Requirement: Leaving out the pictures, retype all the material exactly.

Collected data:
____

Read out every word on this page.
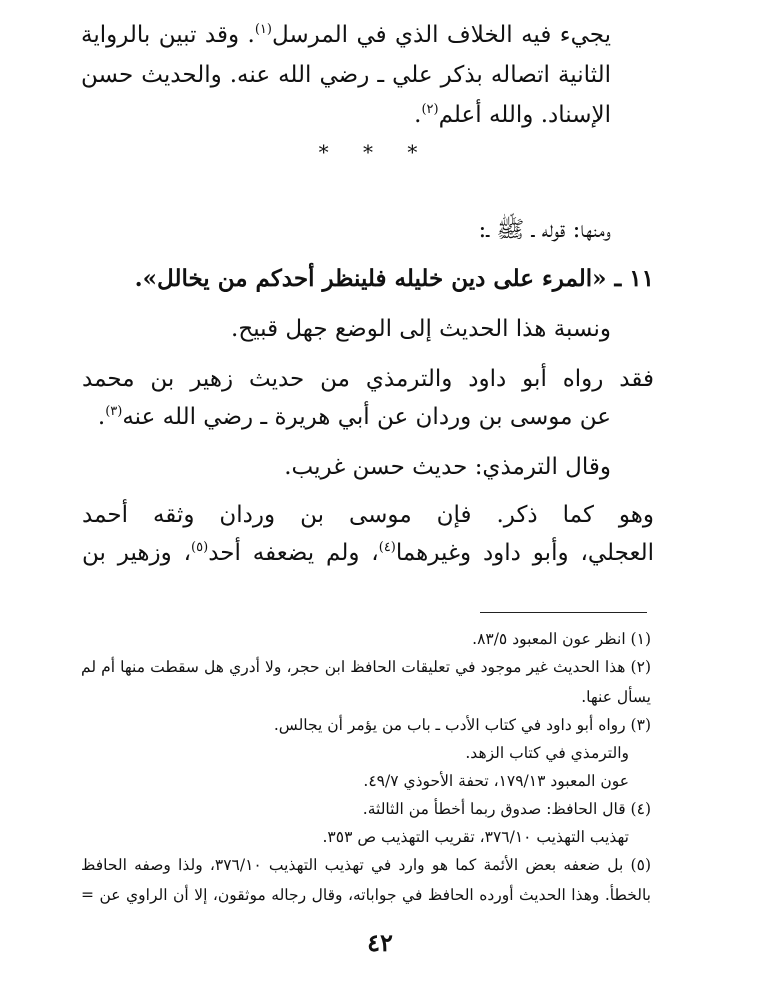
يجيء فيه الخلاف الذي في المرسل$^{(١)}$. وقد تبين بالرواية
الثانية اتصاله بذكر علي ـ رضي الله عنه. والحديث حسن
الإسناد. والله أعلم$^{(٢)}$.
* * *
ومنها: قوله ـ ﷺ ـ:
١١ ـ «المرء على دين خليله فلينظر أحدكم من يخالل».
ونسبة هذا الحديث إلى الوضع جهل قبيح.
فقد رواه أبو داود والترمذي من حديث زهير بن محمد
عن موسى بن وردان عن أبي هريرة ـ رضي الله عنه$^{(٣)}$.
وقال الترمذي: حديث حسن غريب.
وهو كما ذكر. فإن موسى بن وردان وثقه أحمد
العجلي، وأبو داود وغيرهما$^{(٤)}$، ولم يضعفه أحد$^{(٥)}$، وزهير بن
(١) انظر عون المعبود ٨٣/٥.
(٢) هذا الحديث غير موجود في تعليقات الحافظ ابن حجر، ولا أدري هل سقطت منها أم لم
يسأل عنها.
(٣) رواه أبو داود في كتاب الأدب ـ باب من يؤمر أن يجالس.
والترمذي في كتاب الزهد.
عون المعبود ١٧٩/١٣، تحفة الأحوذي ٤٩/٧.
(٤) قال الحافظ: صدوق ربما أخطأ من الثالثة.
تهذيب التهذيب ٣٧٦/١٠، تقريب التهذيب ص ٣٥٣.
(٥) بل ضعفه بعض الأئمة كما هو وارد في تهذيب التهذيب ٣٧٦/١٠، ولذا وصفه الحافظ
بالخطأ. وهذا الحديث أورده الحافظ في جواباته، وقال رجاله موثقون، إلا أن الراوي عن =
٤٢
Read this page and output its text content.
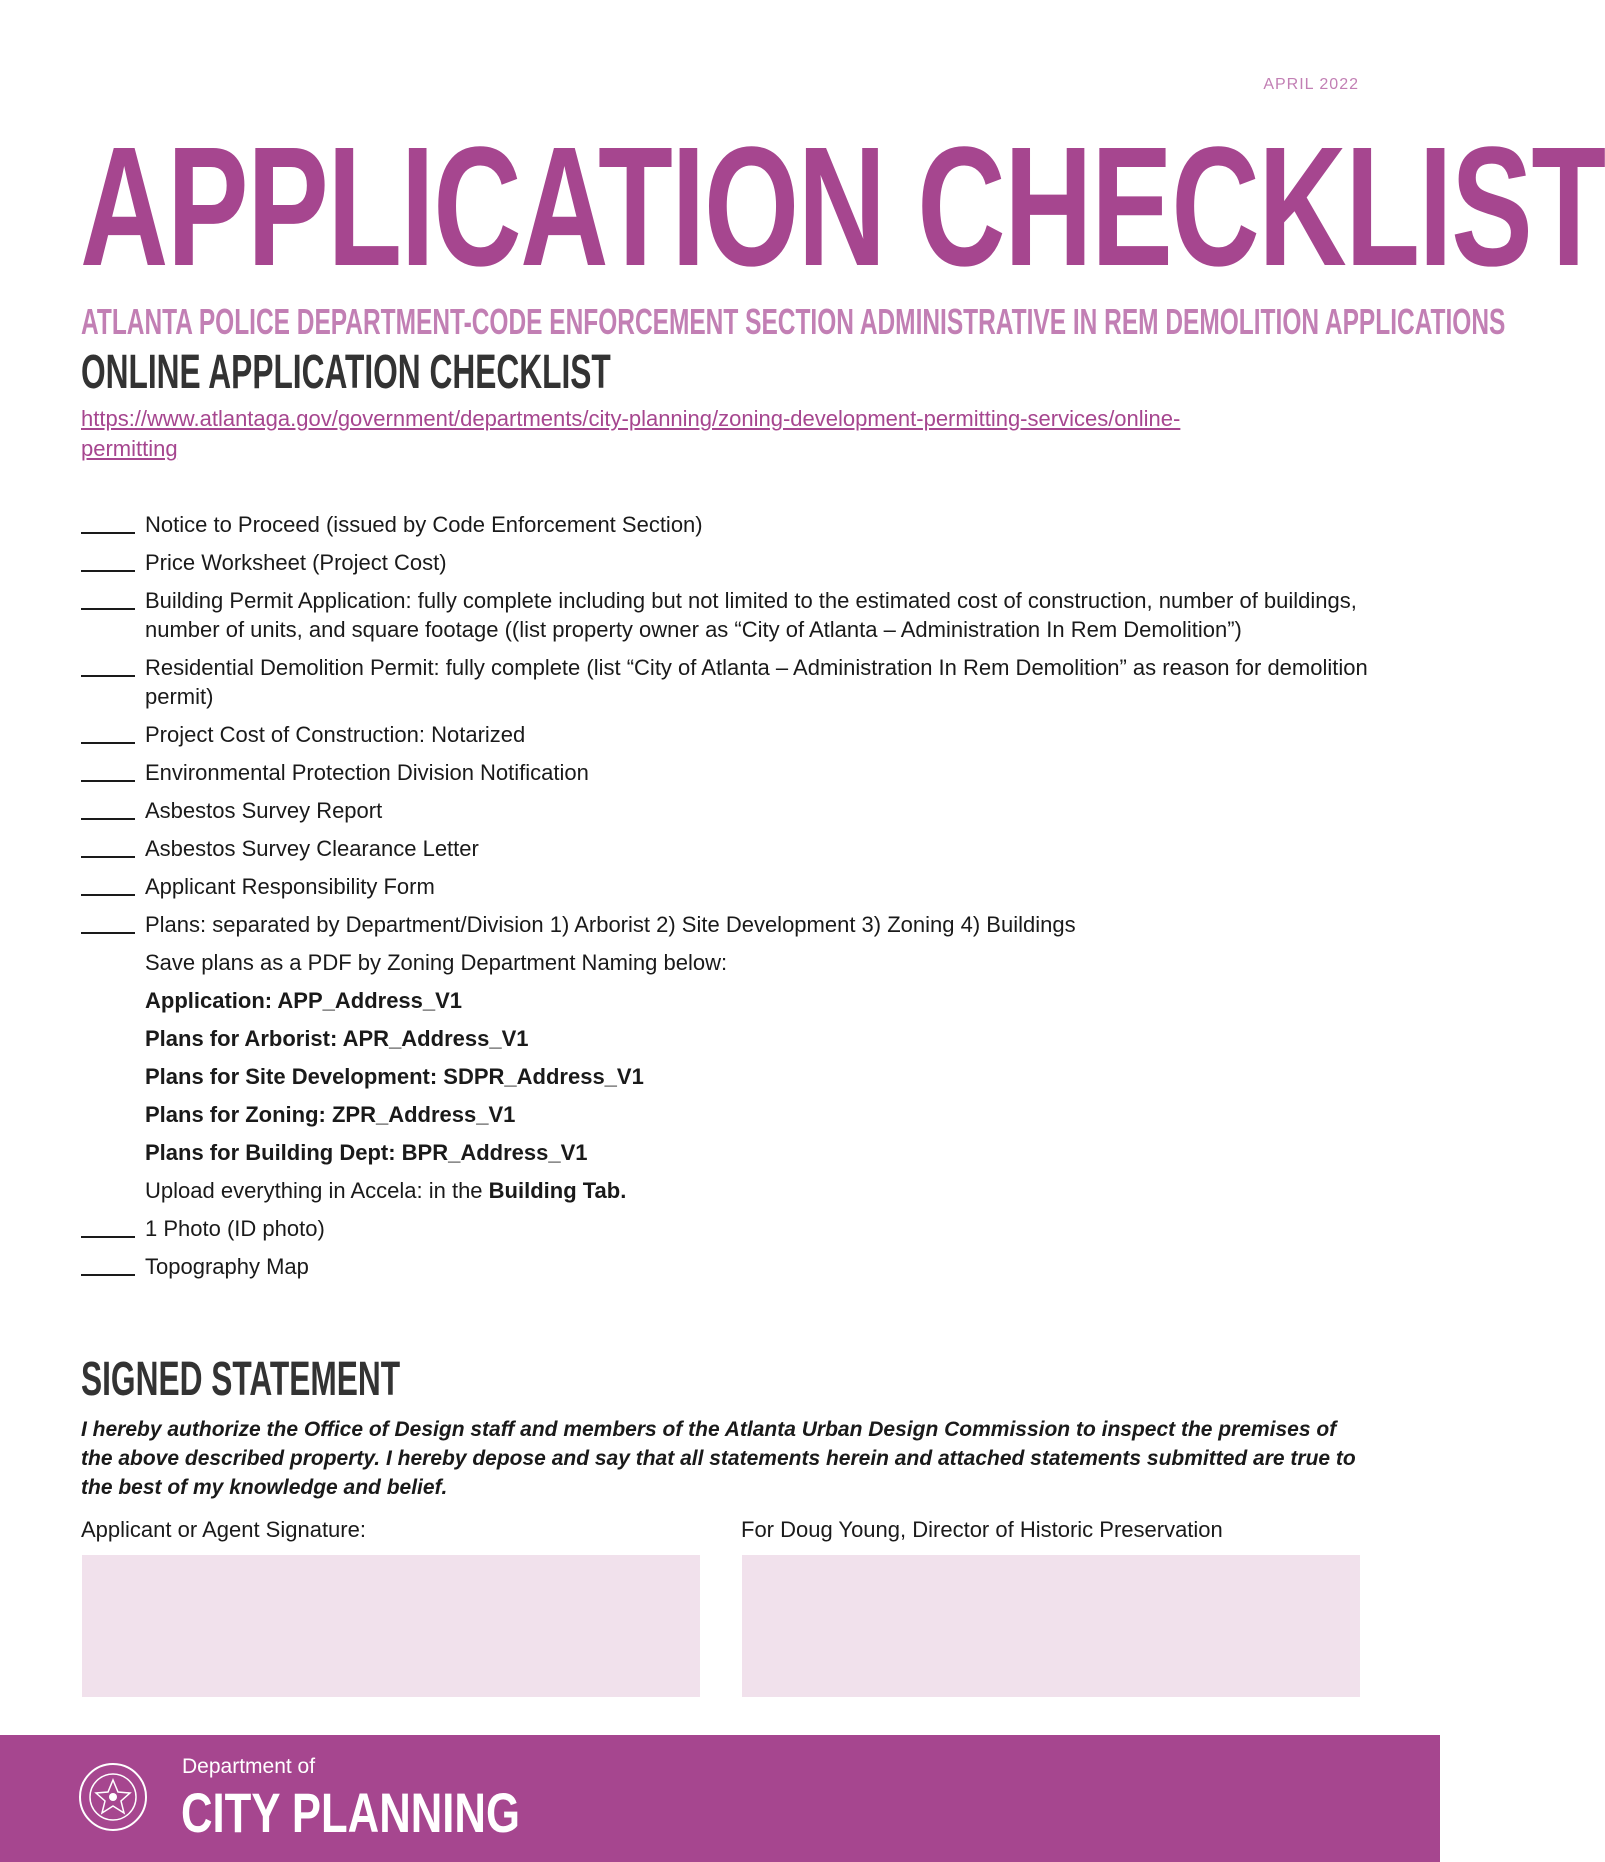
APRIL 2022
APPLICATION CHECKLIST
ATLANTA POLICE DEPARTMENT-CODE ENFORCEMENT SECTION ADMINISTRATIVE IN REM DEMOLITION APPLICATIONS
ONLINE APPLICATION CHECKLIST
https://www.atlantaga.gov/government/departments/city-planning/zoning-development-permitting-services/online-
permitting
Notice to Proceed (issued by Code Enforcement Section)
Price Worksheet (Project Cost)
Building Permit Application: fully complete including but not limited to the estimated cost of construction, number of buildings, number of units, and square footage ((list property owner as “City of Atlanta – Administration In Rem Demolition”)
Residential Demolition Permit: fully complete (list “City of Atlanta – Administration In Rem Demolition” as reason for demolition permit)
Project Cost of Construction: Notarized
Environmental Protection Division Notification
Asbestos Survey Report
Asbestos Survey Clearance Letter
Applicant Responsibility Form
Plans: separated by Department/Division 1) Arborist 2) Site Development 3) Zoning 4) Buildings
Save plans as a PDF by Zoning Department Naming below:
Application: APP_Address_V1
Plans for Arborist: APR_Address_V1
Plans for Site Development: SDPR_Address_V1
Plans for Zoning: ZPR_Address_V1
Plans for Building Dept: BPR_Address_V1
Upload everything in Accela: in the Building Tab.
1 Photo (ID photo)
Topography Map
SIGNED STATEMENT
I hereby authorize the Office of Design staff and members of the Atlanta Urban Design Commission to inspect the premises of the above described property. I hereby depose and say that all statements herein and attached statements submitted are true to the best of my knowledge and belief.
Applicant or Agent Signature:	For Doug Young, Director of Historic Preservation
Department of
CITY PLANNING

____

Complete output:
Read out every word on this page.
يجيء فيه الخلاف الذي في المرسل$^{(١)}$. وقد تبين بالرواية
الثانية اتصاله بذكر علي ـ رضي الله عنه. والحديث حسن
الإسناد. والله أعلم$^{(٢)}$.
* * *
ومنها: قوله ـ ﷺ ـ:
١١ ـ «المرء على دين خليله فلينظر أحدكم من يخالل».
ونسبة هذا الحديث إلى الوضع جهل قبيح.
فقد رواه أبو داود والترمذي من حديث زهير بن محمد
عن موسى بن وردان عن أبي هريرة ـ رضي الله عنه$^{(٣)}$.
وقال الترمذي: حديث حسن غريب.
وهو كما ذكر. فإن موسى بن وردان وثقه أحمد
العجلي، وأبو داود وغيرهما$^{(٤)}$، ولم يضعفه أحد$^{(٥)}$، وزهير بن
(١) انظر عون المعبود ٨٣/٥.
(٢) هذا الحديث غير موجود في تعليقات الحافظ ابن حجر، ولا أدري هل سقطت منها أم لم
يسأل عنها.
(٣) رواه أبو داود في كتاب الأدب ـ باب من يؤمر أن يجالس.
والترمذي في كتاب الزهد.
عون المعبود ١٧٩/١٣، تحفة الأحوذي ٤٩/٧.
(٤) قال الحافظ: صدوق ربما أخطأ من الثالثة.
تهذيب التهذيب ٣٧٦/١٠، تقريب التهذيب ص ٣٥٣.
(٥) بل ضعفه بعض الأئمة كما هو وارد في تهذيب التهذيب ٣٧٦/١٠، ولذا وصفه الحافظ
بالخطأ. وهذا الحديث أورده الحافظ في جواباته، وقال رجاله موثقون، إلا أن الراوي عن =
٤٢
Read this page and output its text content.
APRIL 2022
APPLICATION CHECKLIST
ATLANTA POLICE DEPARTMENT-CODE ENFORCEMENT SECTION ADMINISTRATIVE IN REM DEMOLITION APPLICATIONS
ONLINE APPLICATION CHECKLIST
https://www.atlantaga.gov/government/departments/city-planning/zoning-development-permitting-services/online-
permitting
Notice to Proceed (issued by Code Enforcement Section)
Price Worksheet (Project Cost)
Building Permit Application: fully complete including but not limited to the estimated cost of construction, number of buildings, number of units, and square footage ((list property owner as “City of Atlanta – Administration In Rem Demolition”)
Residential Demolition Permit: fully complete (list “City of Atlanta – Administration In Rem Demolition” as reason for demolition permit)
Project Cost of Construction: Notarized
Environmental Protection Division Notification
Asbestos Survey Report
Asbestos Survey Clearance Letter
Applicant Responsibility Form
Plans: separated by Department/Division 1) Arborist 2) Site Development 3) Zoning 4) Buildings
Save plans as a PDF by Zoning Department Naming below:
Application: APP_Address_V1
Plans for Arborist: APR_Address_V1
Plans for Site Development: SDPR_Address_V1
Plans for Zoning: ZPR_Address_V1
Plans for Building Dept: BPR_Address_V1
Upload everything in Accela: in the Building Tab.
1 Photo (ID photo)
Topography Map
SIGNED STATEMENT
I hereby authorize the Office of Design staff and members of the Atlanta Urban Design Commission to inspect the premises of the above described property. I hereby depose and say that all statements herein and attached statements submitted are true to the best of my knowledge and belief.
Applicant or Agent Signature:	For Doug Young, Director of Historic Preservation
Department of
CITY PLANNING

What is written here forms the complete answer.